## Goal:
Omit every image, and transcribe the remaining entries exactly as given.

## Stored records:
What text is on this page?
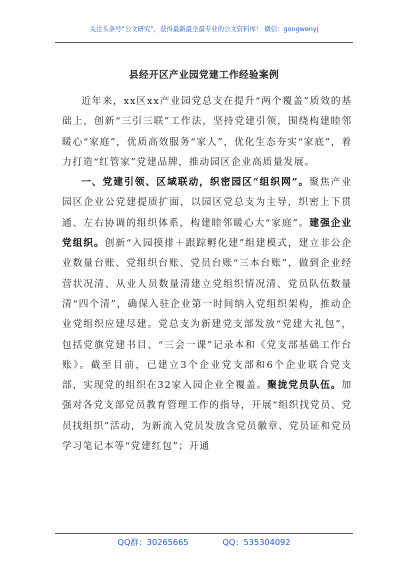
关注头条号“公文研究”，获得最新最全最专业的公文资料库！ 微信：gongwenyj
县经开区产业园党建工作经验案例

近年来，xx区xx产业园党总支在提升“两个覆盖”质效的基础上，创新“三引三联”工作法，坚持党建引领，围绕构建睦邻暖心“家庭”，优质高效服务“家人”，优化生态夯实“家底”，着力打造“红管家”党建品牌，推动园区企业高质量发展。

一、党建引领、区域联动，织密园区“组织网”。聚焦产业园区企业公党建提质扩面，以园区党总支为主导，织密上下贯通、左右协调的组织体系，构建睦邻暖心大“家庭”。建强企业党组织。创新“入园摸排＋跟踪孵化建”组建模式，建立非公企业数量台账、党组织台账、党员台账“三本台账”，做到企业经营状况清、从业人员数量清建立党组织情况清、党员队伍数量清“四个清”，确保入驻企业第一时间纳入党组织架构，推动企业党组织应建尽建。党总支为新建党支部发放“党建大礼包”，包括党旗党建书目、“三会一课”记录本和《党支部基础工作台账》。截至目前，已建立3个企业党支部和6个企业联合党支部，实现党的组织在32家入园企业全覆盖。聚拢党员队伍。加强对各党支部党员教育管理工作的指导，开展“组织找党员、党员找组织”活动，为新流入党员发放含党员徽章、党员证和党员学习笔记本等“党建红包”；开通

QQ群：30265665	QQ：535304092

## Exercise output:
What text is on this page?
关注头条号“公文研究”，获得最新最全最专业的公文资料库！ 微信：gongwenyj
县经开区产业园党建工作经验案例

近年来，xx区xx产业园党总支在提升“两个覆盖”质效的基础上，创新“三引三联”工作法，坚持党建引领，围绕构建睦邻暖心“家庭”，优质高效服务“家人”，优化生态夯实“家底”，着力打造“红管家”党建品牌，推动园区企业高质量发展。

一、党建引领、区域联动，织密园区“组织网”。聚焦产业园区企业公党建提质扩面，以园区党总支为主导，织密上下贯通、左右协调的组织体系，构建睦邻暖心大“家庭”。建强企业党组织。创新“入园摸排＋跟踪孵化建”组建模式，建立非公企业数量台账、党组织台账、党员台账“三本台账”，做到企业经营状况清、从业人员数量清建立党组织情况清、党员队伍数量清“四个清”，确保入驻企业第一时间纳入党组织架构，推动企业党组织应建尽建。党总支为新建党支部发放“党建大礼包”，包括党旗党建书目、“三会一课”记录本和《党支部基础工作台账》。截至目前，已建立3个企业党支部和6个企业联合党支部，实现党的组织在32家入园企业全覆盖。聚拢党员队伍。加强对各党支部党员教育管理工作的指导，开展“组织找党员、党员找组织”活动，为新流入党员发放含党员徽章、党员证和党员学习笔记本等“党建红包”；开通

QQ群：30265665	QQ：535304092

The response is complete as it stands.